* _What is asked_:
Extract each record and reproduce it exactly.

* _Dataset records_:

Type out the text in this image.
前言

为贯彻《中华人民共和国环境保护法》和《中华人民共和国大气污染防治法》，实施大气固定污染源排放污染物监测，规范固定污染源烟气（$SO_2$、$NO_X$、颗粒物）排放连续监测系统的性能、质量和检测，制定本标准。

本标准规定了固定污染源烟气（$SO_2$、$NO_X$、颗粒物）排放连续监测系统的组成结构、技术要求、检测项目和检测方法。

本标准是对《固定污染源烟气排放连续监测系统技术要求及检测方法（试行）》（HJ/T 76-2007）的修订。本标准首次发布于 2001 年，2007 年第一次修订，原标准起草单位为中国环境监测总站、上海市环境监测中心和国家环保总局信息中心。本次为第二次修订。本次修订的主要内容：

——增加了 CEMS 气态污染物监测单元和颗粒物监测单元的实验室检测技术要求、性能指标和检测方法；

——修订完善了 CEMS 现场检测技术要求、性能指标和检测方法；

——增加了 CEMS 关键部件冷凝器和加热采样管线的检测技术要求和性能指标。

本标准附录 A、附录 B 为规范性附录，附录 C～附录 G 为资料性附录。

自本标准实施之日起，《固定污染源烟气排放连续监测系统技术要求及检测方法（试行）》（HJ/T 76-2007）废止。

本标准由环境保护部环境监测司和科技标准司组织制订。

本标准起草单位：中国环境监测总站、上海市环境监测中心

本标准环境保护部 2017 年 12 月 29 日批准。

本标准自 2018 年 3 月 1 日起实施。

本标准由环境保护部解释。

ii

* _Task solution_:
Type out the text in this image.
前言

为贯彻《中华人民共和国环境保护法》和《中华人民共和国大气污染防治法》，实施大气固定污染源排放污染物监测，规范固定污染源烟气（$SO_2$、$NO_X$、颗粒物）排放连续监测系统的性能、质量和检测，制定本标准。

本标准规定了固定污染源烟气（$SO_2$、$NO_X$、颗粒物）排放连续监测系统的组成结构、技术要求、检测项目和检测方法。

本标准是对《固定污染源烟气排放连续监测系统技术要求及检测方法（试行）》（HJ/T 76-2007）的修订。本标准首次发布于 2001 年，2007 年第一次修订，原标准起草单位为中国环境监测总站、上海市环境监测中心和国家环保总局信息中心。本次为第二次修订。本次修订的主要内容：

——增加了 CEMS 气态污染物监测单元和颗粒物监测单元的实验室检测技术要求、性能指标和检测方法；

——修订完善了 CEMS 现场检测技术要求、性能指标和检测方法；

——增加了 CEMS 关键部件冷凝器和加热采样管线的检测技术要求和性能指标。

本标准附录 A、附录 B 为规范性附录，附录 C～附录 G 为资料性附录。

自本标准实施之日起，《固定污染源烟气排放连续监测系统技术要求及检测方法（试行）》（HJ/T 76-2007）废止。

本标准由环境保护部环境监测司和科技标准司组织制订。

本标准起草单位：中国环境监测总站、上海市环境监测中心

本标准环境保护部 2017 年 12 月 29 日批准。

本标准自 2018 年 3 月 1 日起实施。

本标准由环境保护部解释。

ii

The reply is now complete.